Die verbetering is overigens deels het gevolg van het afsluiten van een achtergestelde lening, de zogenoemde perpetual. Daarmee is het eigen vermogen met € 301 miljoen versterkt. Het bedrag aan ledenobligaties, dus door leden-melkveehouders ingelegde middelen, is juist met
€ 81 miljoen afgenomen naar ruim € 1,5 miljard.
Volgens CEO Hein Schumacher was de marge het grootste issue in 2020. Door corona verschoof de afzet. “De omzet steeg in bulk en retail, waar we het minst in verdienen. De omzet in kindervoeding daalde en daarmee de marge.”
Focus op werkkapitaal
FrieslandCampina heeft vanaf het begin van de pandemie vooral gefocust op kasgeld, met name op werkkapitaal. Investeringen zijn vertraagd of geschrapt, in acquisities is slechts € 35 miljoen geïnvesteerd. Daardoor steeg de kasstroom uit operationele activiteiten met € 170 miljoen naar € 737 miljoen. De vrije kasstroom kwam daardoor in 2020 uit op € 346 miljoen, bijna het dubbele van de € 195 miljoen in 2019.
FrieslandCampina zal, ondanks de winst van € 79 miljoen, geen nabetaling uitkeren aan haar leden en ook geen ledenobligaties toekennen. Dit omdat na betaling van € 43 miljoen aan rente over de ledenobligaties, € 3 miljoen rente over perpetuals en € 60 miljoen aan houders van minderheidsbelangen, een negatief resultaat resteert.

+--

--- OPDRACHT ---
Beantwoord de volgende vragen over de leestekst over de resultaten van FrieslandCampina.
1. Met welk bedrag is het eigen vermogen versterkt door het afsluiten van de perpetual?
2. In welke twee segmenten steeg de omzet volgens CEO Hein Schumacher?
3. Op welk bedrag kwam de vrije kasstroom in 2020 uit?

--- Gegevens voor detectie van documentindeling ---

+--

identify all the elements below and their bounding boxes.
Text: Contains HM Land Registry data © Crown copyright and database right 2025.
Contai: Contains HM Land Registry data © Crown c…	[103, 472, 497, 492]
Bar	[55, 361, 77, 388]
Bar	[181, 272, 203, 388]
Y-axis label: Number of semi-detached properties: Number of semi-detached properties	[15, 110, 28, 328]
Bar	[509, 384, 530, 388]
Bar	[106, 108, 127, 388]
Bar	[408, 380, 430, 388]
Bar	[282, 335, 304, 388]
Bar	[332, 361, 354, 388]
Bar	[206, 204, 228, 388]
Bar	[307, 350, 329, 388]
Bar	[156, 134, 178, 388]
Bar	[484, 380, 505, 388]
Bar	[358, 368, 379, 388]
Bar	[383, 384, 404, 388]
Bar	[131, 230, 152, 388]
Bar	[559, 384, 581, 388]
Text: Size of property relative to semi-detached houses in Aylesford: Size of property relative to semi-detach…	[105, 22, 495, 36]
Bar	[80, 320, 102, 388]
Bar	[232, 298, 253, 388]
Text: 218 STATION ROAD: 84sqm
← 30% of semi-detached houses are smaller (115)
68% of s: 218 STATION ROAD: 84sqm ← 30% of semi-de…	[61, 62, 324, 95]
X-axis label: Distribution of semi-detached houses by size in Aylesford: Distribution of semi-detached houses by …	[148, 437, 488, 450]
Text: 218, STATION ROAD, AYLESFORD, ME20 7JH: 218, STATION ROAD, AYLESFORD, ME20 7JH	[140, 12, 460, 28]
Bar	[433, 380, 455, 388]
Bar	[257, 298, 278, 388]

+--

--- OPLOSSING ---
1. € 301 miljoen.
2. In bulk en retail.
3. € 346 miljoen.